▶ _Task objective_
Write out every line of the material exactly as it appears.

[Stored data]
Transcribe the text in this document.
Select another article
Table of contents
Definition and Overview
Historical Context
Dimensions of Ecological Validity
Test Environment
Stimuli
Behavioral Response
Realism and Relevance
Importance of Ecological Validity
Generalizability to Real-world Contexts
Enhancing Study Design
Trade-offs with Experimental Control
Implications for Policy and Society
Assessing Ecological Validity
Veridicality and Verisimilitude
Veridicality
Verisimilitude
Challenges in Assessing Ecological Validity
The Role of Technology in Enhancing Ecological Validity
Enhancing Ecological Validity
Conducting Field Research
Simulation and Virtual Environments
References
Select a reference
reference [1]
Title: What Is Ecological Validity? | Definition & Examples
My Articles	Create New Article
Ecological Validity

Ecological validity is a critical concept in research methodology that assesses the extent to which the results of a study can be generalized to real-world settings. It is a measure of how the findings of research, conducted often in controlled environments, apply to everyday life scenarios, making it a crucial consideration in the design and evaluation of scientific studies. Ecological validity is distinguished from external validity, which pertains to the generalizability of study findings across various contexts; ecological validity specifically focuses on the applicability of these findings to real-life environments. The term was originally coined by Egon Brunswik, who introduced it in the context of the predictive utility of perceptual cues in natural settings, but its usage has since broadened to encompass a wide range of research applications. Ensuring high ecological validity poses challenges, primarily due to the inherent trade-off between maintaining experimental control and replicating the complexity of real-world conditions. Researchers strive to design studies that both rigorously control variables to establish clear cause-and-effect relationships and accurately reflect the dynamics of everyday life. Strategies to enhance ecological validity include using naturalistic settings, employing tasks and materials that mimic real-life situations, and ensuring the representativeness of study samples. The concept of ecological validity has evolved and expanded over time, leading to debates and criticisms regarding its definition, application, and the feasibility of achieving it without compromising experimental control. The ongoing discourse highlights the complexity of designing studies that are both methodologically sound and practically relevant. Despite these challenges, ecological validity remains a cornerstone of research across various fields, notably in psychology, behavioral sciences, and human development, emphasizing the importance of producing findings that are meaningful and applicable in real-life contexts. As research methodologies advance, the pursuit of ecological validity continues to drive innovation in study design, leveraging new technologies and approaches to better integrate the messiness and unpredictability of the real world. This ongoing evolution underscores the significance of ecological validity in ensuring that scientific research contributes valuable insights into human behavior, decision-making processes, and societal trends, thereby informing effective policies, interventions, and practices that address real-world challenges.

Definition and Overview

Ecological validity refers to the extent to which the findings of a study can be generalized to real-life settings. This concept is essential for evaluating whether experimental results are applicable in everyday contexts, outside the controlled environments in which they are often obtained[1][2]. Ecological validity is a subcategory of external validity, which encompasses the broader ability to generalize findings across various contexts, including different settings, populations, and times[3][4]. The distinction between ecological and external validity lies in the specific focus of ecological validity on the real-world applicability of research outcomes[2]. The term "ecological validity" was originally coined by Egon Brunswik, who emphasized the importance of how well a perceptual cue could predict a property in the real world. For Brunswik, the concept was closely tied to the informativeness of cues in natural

▶ _The reply_
Transcribe the text in this document.
Select another article
Table of contents
Definition and Overview
Historical Context
Dimensions of Ecological Validity
Test Environment
Stimuli
Behavioral Response
Realism and Relevance
Importance of Ecological Validity
Generalizability to Real-world Contexts
Enhancing Study Design
Trade-offs with Experimental Control
Implications for Policy and Society
Assessing Ecological Validity
Veridicality and Verisimilitude
Veridicality
Verisimilitude
Challenges in Assessing Ecological Validity
The Role of Technology in Enhancing Ecological Validity
Enhancing Ecological Validity
Conducting Field Research
Simulation and Virtual Environments
References
Select a reference
reference [1]
Title: What Is Ecological Validity? | Definition & Examples
My Articles	Create New Article
Ecological Validity

Ecological validity is a critical concept in research methodology that assesses the extent to which the results of a study can be generalized to real-world settings. It is a measure of how the findings of research, conducted often in controlled environments, apply to everyday life scenarios, making it a crucial consideration in the design and evaluation of scientific studies. Ecological validity is distinguished from external validity, which pertains to the generalizability of study findings across various contexts; ecological validity specifically focuses on the applicability of these findings to real-life environments. The term was originally coined by Egon Brunswik, who introduced it in the context of the predictive utility of perceptual cues in natural settings, but its usage has since broadened to encompass a wide range of research applications. Ensuring high ecological validity poses challenges, primarily due to the inherent trade-off between maintaining experimental control and replicating the complexity of real-world conditions. Researchers strive to design studies that both rigorously control variables to establish clear cause-and-effect relationships and accurately reflect the dynamics of everyday life. Strategies to enhance ecological validity include using naturalistic settings, employing tasks and materials that mimic real-life situations, and ensuring the representativeness of study samples. The concept of ecological validity has evolved and expanded over time, leading to debates and criticisms regarding its definition, application, and the feasibility of achieving it without compromising experimental control. The ongoing discourse highlights the complexity of designing studies that are both methodologically sound and practically relevant. Despite these challenges, ecological validity remains a cornerstone of research across various fields, notably in psychology, behavioral sciences, and human development, emphasizing the importance of producing findings that are meaningful and applicable in real-life contexts. As research methodologies advance, the pursuit of ecological validity continues to drive innovation in study design, leveraging new technologies and approaches to better integrate the messiness and unpredictability of the real world. This ongoing evolution underscores the significance of ecological validity in ensuring that scientific research contributes valuable insights into human behavior, decision-making processes, and societal trends, thereby informing effective policies, interventions, and practices that address real-world challenges.

Definition and Overview

Ecological validity refers to the extent to which the findings of a study can be generalized to real-life settings. This concept is essential for evaluating whether experimental results are applicable in everyday contexts, outside the controlled environments in which they are often obtained[1][2]. Ecological validity is a subcategory of external validity, which encompasses the broader ability to generalize findings across various contexts, including different settings, populations, and times[3][4]. The distinction between ecological and external validity lies in the specific focus of ecological validity on the real-world applicability of research outcomes[2]. The term "ecological validity" was originally coined by Egon Brunswik, who emphasized the importance of how well a perceptual cue could predict a property in the real world. For Brunswik, the concept was closely tied to the informativeness of cues in natural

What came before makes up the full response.